Texto de estudio:
######
Se le da prioridad a los grandes negocios que están por encima de nuestro bienestar como ciudadanos, y eso es una lección que nuestro psiquismo aprende rápido cuando se acaba el contrato de alquiler y tenemos que volver a buscar pisito. Además, cambiar de barrio porque la gentrificación ha llegado supone alejarte de la red social que habías creado; los vínculos se debilitan y nos vamos aislando. Cuando has cambiado de barrio cinco veces en los último años acabas hasta el coño de tirar hilos para conocer al vecindario y terminas por hacer como que no has visto al vecino en la escalera.
“Tengo 32 años, una carrera, un buen trabajo y un salario decente. Trabajo de 8 de la mañana a 8 de la tarde. He hecho todo lo que el sistema me pidió que hiciera. Y aún así me veo pidiendo dinero a mi familia para afrontar los casi 4000 euros (entre alquiler y garantías) que, en el mejor de los casos, me piden para poder acceder a un techo y a un suelo», cuenta Erika.
«En ocasiones, literalmente, solo un techo y un suelo. Si el salario no triplica la anualidad te preguntan si no tienes un novio o una amiga que quiera vivir contigo. Si no es así te piden un aval. Entonces tengo que llamar de nuevo a mis padres para que me dejen sus nóminas y así poder tener un piso carísimo que me va a dejar sin vida social para poder afrontar el gasto. Tengo trastorno de ansiedad generalizado y en el mes y medio que duró el proceso de encontrar el piso perdí tres kilos, sufrí varios ataques de pánico y tuve que retomar la medicación con ansiolíticos para afrontar todo lo que estaba pasando”.
######
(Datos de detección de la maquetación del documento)
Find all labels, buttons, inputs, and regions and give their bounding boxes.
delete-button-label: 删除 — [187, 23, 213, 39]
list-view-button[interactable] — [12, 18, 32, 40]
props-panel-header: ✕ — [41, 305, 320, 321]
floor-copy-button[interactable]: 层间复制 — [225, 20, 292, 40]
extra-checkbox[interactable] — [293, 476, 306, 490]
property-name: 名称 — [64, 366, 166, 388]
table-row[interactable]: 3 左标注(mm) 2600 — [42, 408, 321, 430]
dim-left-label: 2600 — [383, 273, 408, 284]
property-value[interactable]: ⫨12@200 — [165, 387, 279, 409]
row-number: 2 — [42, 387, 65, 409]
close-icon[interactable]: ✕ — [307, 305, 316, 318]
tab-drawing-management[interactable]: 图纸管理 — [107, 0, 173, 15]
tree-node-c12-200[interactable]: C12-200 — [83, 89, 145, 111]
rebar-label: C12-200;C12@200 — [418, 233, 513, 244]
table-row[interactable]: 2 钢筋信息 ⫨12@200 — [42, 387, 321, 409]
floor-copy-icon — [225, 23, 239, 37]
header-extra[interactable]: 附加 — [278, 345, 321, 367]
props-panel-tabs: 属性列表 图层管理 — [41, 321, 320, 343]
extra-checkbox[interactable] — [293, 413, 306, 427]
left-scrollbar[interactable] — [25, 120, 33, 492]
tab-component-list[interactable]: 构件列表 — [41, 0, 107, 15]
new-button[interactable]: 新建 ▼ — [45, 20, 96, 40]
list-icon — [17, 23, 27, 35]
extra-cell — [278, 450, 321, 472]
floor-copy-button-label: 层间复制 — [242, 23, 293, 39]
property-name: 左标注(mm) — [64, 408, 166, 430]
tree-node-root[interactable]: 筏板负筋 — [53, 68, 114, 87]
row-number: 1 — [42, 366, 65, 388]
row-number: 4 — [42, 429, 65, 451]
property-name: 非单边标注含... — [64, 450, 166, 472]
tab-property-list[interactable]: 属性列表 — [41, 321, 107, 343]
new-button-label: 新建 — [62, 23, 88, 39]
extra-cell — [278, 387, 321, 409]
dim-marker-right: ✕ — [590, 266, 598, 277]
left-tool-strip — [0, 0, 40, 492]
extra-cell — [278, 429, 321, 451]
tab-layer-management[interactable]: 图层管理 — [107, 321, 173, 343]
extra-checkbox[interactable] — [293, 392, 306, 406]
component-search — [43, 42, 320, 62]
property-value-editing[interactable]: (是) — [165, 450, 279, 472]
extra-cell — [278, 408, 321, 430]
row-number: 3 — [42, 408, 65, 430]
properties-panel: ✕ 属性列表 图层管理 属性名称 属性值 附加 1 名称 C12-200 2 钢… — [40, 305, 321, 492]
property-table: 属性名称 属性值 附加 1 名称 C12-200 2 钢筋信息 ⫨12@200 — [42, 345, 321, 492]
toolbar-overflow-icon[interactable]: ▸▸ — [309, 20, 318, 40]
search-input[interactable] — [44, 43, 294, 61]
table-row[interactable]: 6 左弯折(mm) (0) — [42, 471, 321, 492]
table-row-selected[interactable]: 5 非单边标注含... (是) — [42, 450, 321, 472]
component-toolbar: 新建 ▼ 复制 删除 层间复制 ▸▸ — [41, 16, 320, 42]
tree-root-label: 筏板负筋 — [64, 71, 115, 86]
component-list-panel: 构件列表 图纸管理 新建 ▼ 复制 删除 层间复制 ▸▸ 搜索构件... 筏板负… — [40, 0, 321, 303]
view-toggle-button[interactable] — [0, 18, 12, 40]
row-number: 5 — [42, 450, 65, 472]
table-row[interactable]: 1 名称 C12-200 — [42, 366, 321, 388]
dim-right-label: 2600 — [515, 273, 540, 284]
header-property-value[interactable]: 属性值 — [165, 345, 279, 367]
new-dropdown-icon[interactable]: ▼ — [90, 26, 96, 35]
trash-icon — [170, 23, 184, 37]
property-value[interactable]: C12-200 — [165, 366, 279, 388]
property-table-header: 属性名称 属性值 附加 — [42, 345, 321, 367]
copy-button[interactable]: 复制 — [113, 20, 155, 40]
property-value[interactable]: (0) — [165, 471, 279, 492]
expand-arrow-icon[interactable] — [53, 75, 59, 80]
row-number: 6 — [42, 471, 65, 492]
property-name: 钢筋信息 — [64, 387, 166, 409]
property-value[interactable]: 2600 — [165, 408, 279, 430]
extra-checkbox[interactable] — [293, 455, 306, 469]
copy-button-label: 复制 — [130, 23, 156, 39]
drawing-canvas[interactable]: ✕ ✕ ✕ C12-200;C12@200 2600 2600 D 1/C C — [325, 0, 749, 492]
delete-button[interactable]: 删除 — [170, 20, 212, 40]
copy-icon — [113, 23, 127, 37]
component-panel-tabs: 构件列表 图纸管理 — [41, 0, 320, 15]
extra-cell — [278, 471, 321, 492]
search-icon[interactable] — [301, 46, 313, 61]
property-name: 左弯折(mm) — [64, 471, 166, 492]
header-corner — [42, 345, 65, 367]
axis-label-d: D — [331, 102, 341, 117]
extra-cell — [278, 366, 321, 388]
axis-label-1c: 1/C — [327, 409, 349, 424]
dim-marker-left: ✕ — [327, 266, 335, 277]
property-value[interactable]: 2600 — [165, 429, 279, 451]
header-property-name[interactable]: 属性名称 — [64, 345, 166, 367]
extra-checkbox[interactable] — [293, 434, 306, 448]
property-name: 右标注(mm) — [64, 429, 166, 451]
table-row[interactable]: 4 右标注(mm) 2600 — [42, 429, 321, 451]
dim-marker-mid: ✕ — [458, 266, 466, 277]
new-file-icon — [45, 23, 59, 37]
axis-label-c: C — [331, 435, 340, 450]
######
Preguntas:
A) Resume en dos oraciones el texto sobre el alquiler.
B) Reproduce, por favor, el tramo del texto sobre el alquiler desde "Se le da prioridad" hasta "en la escalera.".
C) Escribe cómo sigue el texto sobre el alquiler a partir de su última oración.

Respuestas por apartado:
A) Tener que buscar piso al acabar el contrato de alquiler o cambiar de barrio por la gentrificación aleja a las personas de la red social que habían creado y las va aislando. Erika, con 32 años, una carrera, un buen trabajo y un salario decente, cuenta que aun así tuvo que pedir dinero y las nóminas a su familia para acceder a un piso, y que en ese proceso perdió tres kilos, sufrió varios ataques de pánico y retomó los ansiolíticos.

B)
Se le da prioridad a los grandes negocios que están por encima de nuestro bienestar como ciudadanos, y eso es una lección que nuestro psiquismo aprende rápido cuando se acaba el contrato de alquiler y tenemos que volver a buscar pisito. Además, cambiar de barrio porque la gentrificación ha llegado supone alejarte de la red social que habías creado; los vínculos se debilitan y nos vamos aislando. Cuando has cambiado de barrio cinco veces en los último años acabas hasta el coño de tirar hilos para conocer al vecindario y terminas por hacer como que no has visto al vecino en la escalera.

C)
Laura por su parte explica como la ansiedad siempre está latente: “Tengo 28 años y llevo fuera de casa desde los 18. Recuerdo llorar con el abuso de las inmobiliarias y de las caseras. La ansiedad no solo me ha venido a la hora de buscarlo, sino también de abandonarlo, casi nunca voluntariamente. Y también está latente cuando estás a gusto porque sabes que esto no es tuyo y que estás aquí de prestado; que si mañana te dicen que te vayas, te vas. Entonces tienes que desmontar la habitación, mover todo otra vez, cambiar otra vez de espacio y de zona de confort”.
Vivir con la incertidumbre de que cada tres años como máximo vas a tener que pasar por el infierno de buscar un nuevo alquiler, y con el peso de tener que pedir ayuda a familiares si tienes la suerte de tenerlos, es como vivir en una especie de adolescencia perpetua en la que todo es momentáneo. Por mucho que hagas por ser adulto, nunca terminas de conseguirlo. En ocasiones nos sentimos culpables y avergonzados por no ser capaces de asentarnos en un hogar, algo que en nuestro imaginario colectivo se considera un mínimo requisito para la madurez.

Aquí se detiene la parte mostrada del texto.